◆ Task goal ◆
Reproduce word for word the part of the listing that opens with its first line and closes with the line containing "column-header-label: Désignation <box>70", including both of those lines.

****

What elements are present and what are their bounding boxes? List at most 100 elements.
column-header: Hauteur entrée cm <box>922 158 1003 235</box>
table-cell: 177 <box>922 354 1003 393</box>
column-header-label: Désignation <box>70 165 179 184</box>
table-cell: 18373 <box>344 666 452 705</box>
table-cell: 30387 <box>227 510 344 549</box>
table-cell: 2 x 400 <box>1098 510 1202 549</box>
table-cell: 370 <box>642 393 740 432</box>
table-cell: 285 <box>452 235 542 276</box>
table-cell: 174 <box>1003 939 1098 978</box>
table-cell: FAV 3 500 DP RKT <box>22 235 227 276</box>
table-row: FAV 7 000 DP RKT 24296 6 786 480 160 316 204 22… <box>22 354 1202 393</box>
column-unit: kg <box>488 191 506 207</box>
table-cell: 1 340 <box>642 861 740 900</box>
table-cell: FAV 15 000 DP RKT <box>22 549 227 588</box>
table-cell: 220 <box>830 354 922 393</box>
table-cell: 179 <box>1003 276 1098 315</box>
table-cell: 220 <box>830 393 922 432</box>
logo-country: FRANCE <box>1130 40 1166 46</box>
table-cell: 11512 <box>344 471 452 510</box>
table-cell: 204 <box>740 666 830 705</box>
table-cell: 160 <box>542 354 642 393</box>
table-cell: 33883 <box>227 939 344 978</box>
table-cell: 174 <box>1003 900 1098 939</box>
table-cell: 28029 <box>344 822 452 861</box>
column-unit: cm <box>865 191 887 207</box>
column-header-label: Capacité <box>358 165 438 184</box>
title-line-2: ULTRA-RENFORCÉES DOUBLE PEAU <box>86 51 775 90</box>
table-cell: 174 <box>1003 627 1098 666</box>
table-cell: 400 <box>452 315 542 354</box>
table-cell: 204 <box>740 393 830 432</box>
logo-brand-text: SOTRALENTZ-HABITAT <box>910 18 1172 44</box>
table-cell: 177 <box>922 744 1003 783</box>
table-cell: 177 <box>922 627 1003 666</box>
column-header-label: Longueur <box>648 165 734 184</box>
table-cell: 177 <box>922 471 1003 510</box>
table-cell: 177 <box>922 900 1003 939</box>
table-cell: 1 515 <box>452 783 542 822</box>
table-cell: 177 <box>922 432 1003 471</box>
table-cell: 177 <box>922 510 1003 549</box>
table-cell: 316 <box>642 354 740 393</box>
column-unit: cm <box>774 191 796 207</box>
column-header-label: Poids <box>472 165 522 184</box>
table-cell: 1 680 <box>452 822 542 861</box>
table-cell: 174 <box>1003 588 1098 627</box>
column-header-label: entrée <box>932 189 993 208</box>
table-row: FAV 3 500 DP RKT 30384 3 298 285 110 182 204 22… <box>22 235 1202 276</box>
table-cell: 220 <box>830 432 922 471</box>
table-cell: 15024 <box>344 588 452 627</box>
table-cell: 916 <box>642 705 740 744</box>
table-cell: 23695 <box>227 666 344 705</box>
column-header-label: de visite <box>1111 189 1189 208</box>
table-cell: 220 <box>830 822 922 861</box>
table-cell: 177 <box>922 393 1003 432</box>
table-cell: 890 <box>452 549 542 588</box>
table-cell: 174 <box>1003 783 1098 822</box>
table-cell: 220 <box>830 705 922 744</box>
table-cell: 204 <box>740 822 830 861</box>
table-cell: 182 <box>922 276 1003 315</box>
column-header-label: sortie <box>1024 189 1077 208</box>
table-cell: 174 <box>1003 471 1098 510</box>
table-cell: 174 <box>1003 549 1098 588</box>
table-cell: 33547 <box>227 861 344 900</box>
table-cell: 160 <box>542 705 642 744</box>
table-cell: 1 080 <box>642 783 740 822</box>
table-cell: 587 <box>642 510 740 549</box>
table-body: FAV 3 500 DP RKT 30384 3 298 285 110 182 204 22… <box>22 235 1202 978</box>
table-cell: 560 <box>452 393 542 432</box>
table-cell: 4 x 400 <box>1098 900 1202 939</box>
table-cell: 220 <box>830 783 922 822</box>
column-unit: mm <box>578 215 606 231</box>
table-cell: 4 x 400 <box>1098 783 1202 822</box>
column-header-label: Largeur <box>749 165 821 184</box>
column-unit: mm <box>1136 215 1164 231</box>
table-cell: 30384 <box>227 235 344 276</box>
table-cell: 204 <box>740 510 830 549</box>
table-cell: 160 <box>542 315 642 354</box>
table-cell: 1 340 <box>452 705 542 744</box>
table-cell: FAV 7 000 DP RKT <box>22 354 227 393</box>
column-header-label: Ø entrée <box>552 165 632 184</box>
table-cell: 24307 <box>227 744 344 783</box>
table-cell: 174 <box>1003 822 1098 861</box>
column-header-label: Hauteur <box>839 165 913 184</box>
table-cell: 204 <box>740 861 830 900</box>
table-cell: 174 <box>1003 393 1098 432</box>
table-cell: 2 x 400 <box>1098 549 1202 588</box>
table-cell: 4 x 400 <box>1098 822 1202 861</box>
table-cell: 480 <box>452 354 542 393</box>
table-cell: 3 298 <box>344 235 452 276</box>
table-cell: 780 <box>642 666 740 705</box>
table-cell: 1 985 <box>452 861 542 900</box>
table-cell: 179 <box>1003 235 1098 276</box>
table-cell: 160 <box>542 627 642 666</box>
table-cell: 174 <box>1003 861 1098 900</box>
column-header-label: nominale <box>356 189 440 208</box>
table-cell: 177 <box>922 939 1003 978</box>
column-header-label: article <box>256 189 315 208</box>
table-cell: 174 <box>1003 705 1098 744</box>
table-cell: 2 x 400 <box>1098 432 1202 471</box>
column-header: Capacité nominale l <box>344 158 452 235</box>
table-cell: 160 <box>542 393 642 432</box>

****

◆ Task result ◆
What elements are present and what are their bounding boxes? List at most 100 elements.
column-header: Hauteur entrée cm <box>922 158 1003 235</box>
table-cell: 177 <box>922 354 1003 393</box>
column-header-label: Désignation <box>70 165 179 184</box>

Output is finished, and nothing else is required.